* [Job]: Find how many lines in the data below mention "this". Give the number only.

Data records
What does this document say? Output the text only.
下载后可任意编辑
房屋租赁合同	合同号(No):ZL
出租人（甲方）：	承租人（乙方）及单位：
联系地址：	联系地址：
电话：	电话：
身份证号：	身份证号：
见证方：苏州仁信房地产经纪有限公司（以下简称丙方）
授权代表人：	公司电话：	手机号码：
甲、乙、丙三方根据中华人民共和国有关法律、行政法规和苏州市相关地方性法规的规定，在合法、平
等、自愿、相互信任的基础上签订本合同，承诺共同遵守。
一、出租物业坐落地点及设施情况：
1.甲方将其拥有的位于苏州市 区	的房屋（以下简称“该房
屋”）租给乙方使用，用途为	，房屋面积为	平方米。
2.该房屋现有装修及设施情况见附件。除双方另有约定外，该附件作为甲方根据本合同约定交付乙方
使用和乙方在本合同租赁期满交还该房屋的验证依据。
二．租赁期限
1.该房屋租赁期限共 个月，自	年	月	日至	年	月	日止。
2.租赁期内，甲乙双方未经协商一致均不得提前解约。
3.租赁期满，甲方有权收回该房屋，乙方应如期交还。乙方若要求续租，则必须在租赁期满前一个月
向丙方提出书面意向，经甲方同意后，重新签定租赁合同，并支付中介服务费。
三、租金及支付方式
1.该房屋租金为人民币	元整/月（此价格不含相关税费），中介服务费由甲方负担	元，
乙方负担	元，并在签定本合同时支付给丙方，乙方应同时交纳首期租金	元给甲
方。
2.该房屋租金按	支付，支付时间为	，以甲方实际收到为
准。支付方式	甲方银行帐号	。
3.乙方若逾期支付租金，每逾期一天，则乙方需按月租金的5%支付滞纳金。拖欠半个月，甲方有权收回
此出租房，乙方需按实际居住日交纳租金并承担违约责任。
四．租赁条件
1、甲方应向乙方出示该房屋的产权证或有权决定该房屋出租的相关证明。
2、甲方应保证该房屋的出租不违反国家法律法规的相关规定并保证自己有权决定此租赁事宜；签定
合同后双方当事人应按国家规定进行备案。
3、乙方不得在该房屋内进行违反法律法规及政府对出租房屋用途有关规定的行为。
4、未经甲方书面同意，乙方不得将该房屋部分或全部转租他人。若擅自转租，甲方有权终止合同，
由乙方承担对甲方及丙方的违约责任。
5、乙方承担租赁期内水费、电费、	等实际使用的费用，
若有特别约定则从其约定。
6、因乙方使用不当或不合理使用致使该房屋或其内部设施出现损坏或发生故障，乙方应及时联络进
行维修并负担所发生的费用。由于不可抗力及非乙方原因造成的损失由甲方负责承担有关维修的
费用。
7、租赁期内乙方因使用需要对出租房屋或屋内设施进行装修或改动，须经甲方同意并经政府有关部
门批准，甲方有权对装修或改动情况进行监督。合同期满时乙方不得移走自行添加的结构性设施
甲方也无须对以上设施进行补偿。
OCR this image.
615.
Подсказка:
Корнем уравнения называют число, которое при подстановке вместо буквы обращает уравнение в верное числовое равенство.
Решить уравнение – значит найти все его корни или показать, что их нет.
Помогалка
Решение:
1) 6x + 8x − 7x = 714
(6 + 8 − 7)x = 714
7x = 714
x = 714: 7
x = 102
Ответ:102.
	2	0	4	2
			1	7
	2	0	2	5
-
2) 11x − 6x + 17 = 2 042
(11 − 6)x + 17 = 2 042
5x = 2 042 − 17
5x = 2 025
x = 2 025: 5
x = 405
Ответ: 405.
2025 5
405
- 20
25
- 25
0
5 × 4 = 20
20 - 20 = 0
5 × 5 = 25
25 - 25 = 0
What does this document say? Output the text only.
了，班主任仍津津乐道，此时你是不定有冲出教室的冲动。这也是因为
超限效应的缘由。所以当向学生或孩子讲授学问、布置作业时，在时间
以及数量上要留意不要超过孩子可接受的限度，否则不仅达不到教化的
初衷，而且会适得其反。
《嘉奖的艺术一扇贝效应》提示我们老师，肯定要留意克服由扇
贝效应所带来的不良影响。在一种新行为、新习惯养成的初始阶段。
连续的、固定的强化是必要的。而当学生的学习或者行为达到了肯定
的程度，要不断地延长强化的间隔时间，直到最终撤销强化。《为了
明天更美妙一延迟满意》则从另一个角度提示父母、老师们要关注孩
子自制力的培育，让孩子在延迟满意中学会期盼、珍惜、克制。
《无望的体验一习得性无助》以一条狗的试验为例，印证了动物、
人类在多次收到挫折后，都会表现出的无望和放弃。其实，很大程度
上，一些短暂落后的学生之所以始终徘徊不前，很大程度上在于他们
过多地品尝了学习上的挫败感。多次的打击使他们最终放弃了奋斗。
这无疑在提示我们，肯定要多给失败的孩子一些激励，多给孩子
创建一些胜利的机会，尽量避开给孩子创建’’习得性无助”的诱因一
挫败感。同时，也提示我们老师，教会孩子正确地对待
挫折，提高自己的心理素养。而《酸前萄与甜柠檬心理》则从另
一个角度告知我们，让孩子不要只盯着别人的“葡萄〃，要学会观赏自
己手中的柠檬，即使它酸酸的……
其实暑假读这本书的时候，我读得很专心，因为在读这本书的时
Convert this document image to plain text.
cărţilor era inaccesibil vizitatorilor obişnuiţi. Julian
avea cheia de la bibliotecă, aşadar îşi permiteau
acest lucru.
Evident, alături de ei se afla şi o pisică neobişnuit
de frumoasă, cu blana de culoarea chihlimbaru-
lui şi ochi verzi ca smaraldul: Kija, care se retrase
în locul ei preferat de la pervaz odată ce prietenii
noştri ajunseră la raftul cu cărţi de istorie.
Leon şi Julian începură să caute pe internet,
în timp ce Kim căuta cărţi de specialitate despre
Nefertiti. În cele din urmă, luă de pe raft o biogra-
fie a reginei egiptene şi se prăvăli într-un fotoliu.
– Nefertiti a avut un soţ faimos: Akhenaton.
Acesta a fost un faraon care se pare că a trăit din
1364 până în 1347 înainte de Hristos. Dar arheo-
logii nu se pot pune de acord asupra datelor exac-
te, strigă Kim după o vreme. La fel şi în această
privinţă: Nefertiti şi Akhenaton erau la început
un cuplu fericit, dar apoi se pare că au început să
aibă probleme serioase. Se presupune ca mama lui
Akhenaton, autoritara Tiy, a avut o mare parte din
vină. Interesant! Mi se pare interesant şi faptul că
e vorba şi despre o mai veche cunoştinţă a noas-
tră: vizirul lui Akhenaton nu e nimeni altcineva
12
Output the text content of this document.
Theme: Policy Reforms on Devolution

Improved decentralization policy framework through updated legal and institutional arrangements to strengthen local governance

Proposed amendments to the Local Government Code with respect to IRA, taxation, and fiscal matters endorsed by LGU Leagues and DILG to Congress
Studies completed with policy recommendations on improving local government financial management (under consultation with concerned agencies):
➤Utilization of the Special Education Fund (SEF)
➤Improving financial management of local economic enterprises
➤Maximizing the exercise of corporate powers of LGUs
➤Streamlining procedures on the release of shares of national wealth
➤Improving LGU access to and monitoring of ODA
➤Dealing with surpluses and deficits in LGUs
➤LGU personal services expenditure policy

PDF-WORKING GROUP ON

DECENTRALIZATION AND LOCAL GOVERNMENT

* [Task result]: 5